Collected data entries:
....................

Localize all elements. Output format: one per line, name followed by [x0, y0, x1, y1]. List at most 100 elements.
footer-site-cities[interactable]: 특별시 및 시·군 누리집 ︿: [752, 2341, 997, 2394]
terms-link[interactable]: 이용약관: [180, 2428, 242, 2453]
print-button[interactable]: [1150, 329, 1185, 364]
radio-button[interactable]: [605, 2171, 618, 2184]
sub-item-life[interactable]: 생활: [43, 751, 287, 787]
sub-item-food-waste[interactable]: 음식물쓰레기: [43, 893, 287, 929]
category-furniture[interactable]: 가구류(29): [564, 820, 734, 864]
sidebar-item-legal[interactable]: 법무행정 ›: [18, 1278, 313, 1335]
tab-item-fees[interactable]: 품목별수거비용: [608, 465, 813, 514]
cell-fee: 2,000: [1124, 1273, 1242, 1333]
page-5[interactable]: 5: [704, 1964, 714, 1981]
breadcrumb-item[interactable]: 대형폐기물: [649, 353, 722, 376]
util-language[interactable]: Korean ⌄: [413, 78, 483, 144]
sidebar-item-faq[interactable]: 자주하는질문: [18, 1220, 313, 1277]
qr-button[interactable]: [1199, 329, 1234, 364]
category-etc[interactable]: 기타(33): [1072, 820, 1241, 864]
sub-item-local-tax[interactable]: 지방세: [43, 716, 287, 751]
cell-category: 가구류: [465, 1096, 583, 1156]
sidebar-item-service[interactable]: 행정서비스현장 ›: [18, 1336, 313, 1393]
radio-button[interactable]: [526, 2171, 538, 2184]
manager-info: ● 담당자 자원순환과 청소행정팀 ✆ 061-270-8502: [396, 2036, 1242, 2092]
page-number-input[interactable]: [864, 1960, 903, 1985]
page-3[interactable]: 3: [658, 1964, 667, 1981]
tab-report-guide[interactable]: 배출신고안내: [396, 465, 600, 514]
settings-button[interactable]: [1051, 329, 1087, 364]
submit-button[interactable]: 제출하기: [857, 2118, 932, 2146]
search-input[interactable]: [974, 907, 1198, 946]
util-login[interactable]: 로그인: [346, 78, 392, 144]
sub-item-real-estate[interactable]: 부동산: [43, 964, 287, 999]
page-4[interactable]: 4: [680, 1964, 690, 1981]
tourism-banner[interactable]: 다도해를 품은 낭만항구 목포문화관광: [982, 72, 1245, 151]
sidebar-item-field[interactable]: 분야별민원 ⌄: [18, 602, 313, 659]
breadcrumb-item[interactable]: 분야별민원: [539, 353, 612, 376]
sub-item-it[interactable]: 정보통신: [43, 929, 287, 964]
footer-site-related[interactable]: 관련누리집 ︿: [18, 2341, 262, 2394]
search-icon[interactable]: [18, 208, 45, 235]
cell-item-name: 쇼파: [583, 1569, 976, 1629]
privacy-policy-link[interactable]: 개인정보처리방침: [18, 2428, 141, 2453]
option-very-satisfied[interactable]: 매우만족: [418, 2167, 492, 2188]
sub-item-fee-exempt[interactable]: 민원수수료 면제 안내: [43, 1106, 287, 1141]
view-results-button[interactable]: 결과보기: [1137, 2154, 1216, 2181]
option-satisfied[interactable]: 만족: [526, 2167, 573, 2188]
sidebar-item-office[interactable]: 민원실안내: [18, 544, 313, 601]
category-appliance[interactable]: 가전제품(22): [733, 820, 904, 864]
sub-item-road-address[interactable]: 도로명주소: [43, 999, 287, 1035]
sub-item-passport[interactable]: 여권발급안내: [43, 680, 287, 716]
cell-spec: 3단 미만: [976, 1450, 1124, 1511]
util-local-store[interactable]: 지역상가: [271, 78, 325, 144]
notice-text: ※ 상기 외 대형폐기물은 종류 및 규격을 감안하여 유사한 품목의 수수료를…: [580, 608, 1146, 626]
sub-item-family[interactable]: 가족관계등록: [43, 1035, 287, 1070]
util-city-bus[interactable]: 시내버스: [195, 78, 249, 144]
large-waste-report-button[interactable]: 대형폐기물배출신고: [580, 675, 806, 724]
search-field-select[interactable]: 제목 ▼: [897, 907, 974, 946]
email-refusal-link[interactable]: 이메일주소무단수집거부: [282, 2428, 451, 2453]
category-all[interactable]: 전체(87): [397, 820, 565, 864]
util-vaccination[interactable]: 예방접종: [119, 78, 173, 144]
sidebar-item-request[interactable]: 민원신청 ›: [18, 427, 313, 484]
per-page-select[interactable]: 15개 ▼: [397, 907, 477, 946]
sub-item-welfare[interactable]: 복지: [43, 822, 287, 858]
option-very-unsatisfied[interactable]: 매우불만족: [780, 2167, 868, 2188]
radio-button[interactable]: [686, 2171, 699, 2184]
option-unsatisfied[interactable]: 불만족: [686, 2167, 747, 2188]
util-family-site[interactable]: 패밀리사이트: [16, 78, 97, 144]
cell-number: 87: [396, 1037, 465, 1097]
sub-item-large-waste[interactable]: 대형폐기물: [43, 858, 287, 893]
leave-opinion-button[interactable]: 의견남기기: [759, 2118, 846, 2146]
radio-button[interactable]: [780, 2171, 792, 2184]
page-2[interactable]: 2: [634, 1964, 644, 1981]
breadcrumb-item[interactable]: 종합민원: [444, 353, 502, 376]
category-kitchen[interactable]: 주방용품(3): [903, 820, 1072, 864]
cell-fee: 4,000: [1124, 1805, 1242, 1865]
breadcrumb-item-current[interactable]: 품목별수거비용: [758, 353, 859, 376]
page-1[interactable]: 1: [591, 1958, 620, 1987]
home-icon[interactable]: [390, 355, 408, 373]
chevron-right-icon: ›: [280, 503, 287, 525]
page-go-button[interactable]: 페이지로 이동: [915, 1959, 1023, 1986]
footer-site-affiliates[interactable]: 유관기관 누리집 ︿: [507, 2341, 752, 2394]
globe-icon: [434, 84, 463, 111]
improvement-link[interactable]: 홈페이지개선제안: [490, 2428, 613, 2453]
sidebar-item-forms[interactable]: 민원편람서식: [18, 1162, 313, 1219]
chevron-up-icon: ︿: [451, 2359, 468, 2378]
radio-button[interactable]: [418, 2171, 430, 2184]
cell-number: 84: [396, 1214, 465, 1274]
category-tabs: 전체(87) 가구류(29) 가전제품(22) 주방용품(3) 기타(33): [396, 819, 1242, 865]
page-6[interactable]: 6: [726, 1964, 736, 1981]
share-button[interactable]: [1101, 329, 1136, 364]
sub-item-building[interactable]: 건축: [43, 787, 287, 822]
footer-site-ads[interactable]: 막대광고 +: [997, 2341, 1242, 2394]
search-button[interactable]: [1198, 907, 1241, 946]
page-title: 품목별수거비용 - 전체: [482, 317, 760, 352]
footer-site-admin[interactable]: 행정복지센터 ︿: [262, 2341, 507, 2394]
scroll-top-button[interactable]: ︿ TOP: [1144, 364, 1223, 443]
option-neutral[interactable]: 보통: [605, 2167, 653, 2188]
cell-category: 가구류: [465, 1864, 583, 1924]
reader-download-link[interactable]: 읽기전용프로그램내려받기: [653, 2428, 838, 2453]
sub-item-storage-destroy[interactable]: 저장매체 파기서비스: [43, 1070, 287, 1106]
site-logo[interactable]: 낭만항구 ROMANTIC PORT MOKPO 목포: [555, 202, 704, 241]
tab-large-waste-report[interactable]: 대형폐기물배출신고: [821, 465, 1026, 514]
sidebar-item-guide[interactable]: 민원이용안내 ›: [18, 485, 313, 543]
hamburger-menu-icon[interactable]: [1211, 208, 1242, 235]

....................

Write out every line of the material above word for word, with nothing changed or left out.

THE REPLY.
Localize all elements. Output format: one per line, name followed by [x0, y0, x1, y1]. List at most 100 elements.
footer-site-cities[interactable]: 특별시 및 시·군 누리집 ︿: [752, 2341, 997, 2394]
terms-link[interactable]: 이용약관: [180, 2428, 242, 2453]
print-button[interactable]: [1150, 329, 1185, 364]
radio-button[interactable]: [605, 2171, 618, 2184]
sub-item-life[interactable]: 생활: [43, 751, 287, 787]
sub-item-food-waste[interactable]: 음식물쓰레기: [43, 893, 287, 929]
category-furniture[interactable]: 가구류(29): [564, 820, 734, 864]
sidebar-item-legal[interactable]: 법무행정 ›: [18, 1278, 313, 1335]
tab-item-fees[interactable]: 품목별수거비용: [608, 465, 813, 514]
cell-fee: 2,000: [1124, 1273, 1242, 1333]
page-5[interactable]: 5: [704, 1964, 714, 1981]
breadcrumb-item[interactable]: 대형폐기물: [649, 353, 722, 376]
util-language[interactable]: Korean ⌄: [413, 78, 483, 144]
sidebar-item-faq[interactable]: 자주하는질문: [18, 1220, 313, 1277]
qr-button[interactable]: [1199, 329, 1234, 364]
category-etc[interactable]: 기타(33): [1072, 820, 1241, 864]
sub-item-local-tax[interactable]: 지방세: [43, 716, 287, 751]
cell-category: 가구류: [465, 1096, 583, 1156]
sidebar-item-service[interactable]: 행정서비스현장 ›: [18, 1336, 313, 1393]
radio-button[interactable]: [526, 2171, 538, 2184]
manager-info: ● 담당자 자원순환과 청소행정팀 ✆ 061-270-8502: [396, 2036, 1242, 2092]
page-number-input[interactable]: [864, 1960, 903, 1985]
page-3[interactable]: 3: [658, 1964, 667, 1981]
tab-report-guide[interactable]: 배출신고안내: [396, 465, 600, 514]
settings-button[interactable]: [1051, 329, 1087, 364]
submit-button[interactable]: 제출하기: [857, 2118, 932, 2146]
search-input[interactable]: [974, 907, 1198, 946]
util-login[interactable]: 로그인: [346, 78, 392, 144]
sub-item-real-estate[interactable]: 부동산: [43, 964, 287, 999]
page-4[interactable]: 4: [680, 1964, 690, 1981]
tourism-banner[interactable]: 다도해를 품은 낭만항구 목포문화관광: [982, 72, 1245, 151]
sidebar-item-field[interactable]: 분야별민원 ⌄: [18, 602, 313, 659]
breadcrumb-item[interactable]: 분야별민원: [539, 353, 612, 376]
sub-item-it[interactable]: 정보통신: [43, 929, 287, 964]
footer-site-related[interactable]: 관련누리집 ︿: [18, 2341, 262, 2394]
search-icon[interactable]: [18, 208, 45, 235]
cell-item-name: 쇼파: [583, 1569, 976, 1629]
privacy-policy-link[interactable]: 개인정보처리방침: [18, 2428, 141, 2453]
option-very-satisfied[interactable]: 매우만족: [418, 2167, 492, 2188]
sub-item-fee-exempt[interactable]: 민원수수료 면제 안내: [43, 1106, 287, 1141]
view-results-button[interactable]: 결과보기: [1137, 2154, 1216, 2181]
option-satisfied[interactable]: 만족: [526, 2167, 573, 2188]
sidebar-item-office[interactable]: 민원실안내: [18, 544, 313, 601]
category-appliance[interactable]: 가전제품(22): [733, 820, 904, 864]
sub-item-road-address[interactable]: 도로명주소: [43, 999, 287, 1035]
sub-item-passport[interactable]: 여권발급안내: [43, 680, 287, 716]
cell-spec: 3단 미만: [976, 1450, 1124, 1511]
util-local-store[interactable]: 지역상가: [271, 78, 325, 144]
notice-text: ※ 상기 외 대형폐기물은 종류 및 규격을 감안하여 유사한 품목의 수수료를…: [580, 608, 1146, 626]
sub-item-family[interactable]: 가족관계등록: [43, 1035, 287, 1070]
util-city-bus[interactable]: 시내버스: [195, 78, 249, 144]
large-waste-report-button[interactable]: 대형폐기물배출신고: [580, 675, 806, 724]
search-field-select[interactable]: 제목 ▼: [897, 907, 974, 946]
email-refusal-link[interactable]: 이메일주소무단수집거부: [282, 2428, 451, 2453]
category-all[interactable]: 전체(87): [397, 820, 565, 864]
util-vaccination[interactable]: 예방접종: [119, 78, 173, 144]
sidebar-item-request[interactable]: 민원신청 ›: [18, 427, 313, 484]
per-page-select[interactable]: 15개 ▼: [397, 907, 477, 946]
sub-item-welfare[interactable]: 복지: [43, 822, 287, 858]
option-very-unsatisfied[interactable]: 매우불만족: [780, 2167, 868, 2188]
radio-button[interactable]: [686, 2171, 699, 2184]
option-unsatisfied[interactable]: 불만족: [686, 2167, 747, 2188]
util-family-site[interactable]: 패밀리사이트: [16, 78, 97, 144]
cell-number: 87: [396, 1037, 465, 1097]
sub-item-large-waste[interactable]: 대형폐기물: [43, 858, 287, 893]
leave-opinion-button[interactable]: 의견남기기: [759, 2118, 846, 2146]
radio-button[interactable]: [780, 2171, 792, 2184]
page-2[interactable]: 2: [634, 1964, 644, 1981]
breadcrumb-item[interactable]: 종합민원: [444, 353, 502, 376]
category-kitchen[interactable]: 주방용품(3): [903, 820, 1072, 864]
cell-fee: 4,000: [1124, 1805, 1242, 1865]
breadcrumb-item-current[interactable]: 품목별수거비용: [758, 353, 859, 376]
page-1[interactable]: 1: [591, 1958, 620, 1987]
home-icon[interactable]: [390, 355, 408, 373]
chevron-right-icon: ›: [280, 503, 287, 525]
page-go-button[interactable]: 페이지로 이동: [915, 1959, 1023, 1986]
footer-site-affiliates[interactable]: 유관기관 누리집 ︿: [507, 2341, 752, 2394]
globe-icon: [434, 84, 463, 111]
improvement-link[interactable]: 홈페이지개선제안: [490, 2428, 613, 2453]
sidebar-item-forms[interactable]: 민원편람서식: [18, 1162, 313, 1219]
chevron-up-icon: ︿: [451, 2359, 468, 2378]
radio-button[interactable]: [418, 2171, 430, 2184]
cell-number: 84: [396, 1214, 465, 1274]
category-tabs: 전체(87) 가구류(29) 가전제품(22) 주방용품(3) 기타(33): [396, 819, 1242, 865]
page-6[interactable]: 6: [726, 1964, 736, 1981]
share-button[interactable]: [1101, 329, 1136, 364]
sub-item-building[interactable]: 건축: [43, 787, 287, 822]
footer-site-ads[interactable]: 막대광고 +: [997, 2341, 1242, 2394]
search-button[interactable]: [1198, 907, 1241, 946]
page-title: 품목별수거비용 - 전체: [482, 317, 760, 352]
footer-site-admin[interactable]: 행정복지센터 ︿: [262, 2341, 507, 2394]
scroll-top-button[interactable]: ︿ TOP: [1144, 364, 1223, 443]
option-neutral[interactable]: 보통: [605, 2167, 653, 2188]
cell-category: 가구류: [465, 1864, 583, 1924]
reader-download-link[interactable]: 읽기전용프로그램내려받기: [653, 2428, 838, 2453]
sub-item-storage-destroy[interactable]: 저장매체 파기서비스: [43, 1070, 287, 1106]
site-logo[interactable]: 낭만항구 ROMANTIC PORT MOKPO 목포: [555, 202, 704, 241]
tab-large-waste-report[interactable]: 대형폐기물배출신고: [821, 465, 1026, 514]
sidebar-item-guide[interactable]: 민원이용안내 ›: [18, 485, 313, 543]
hamburger-menu-icon[interactable]: [1211, 208, 1242, 235]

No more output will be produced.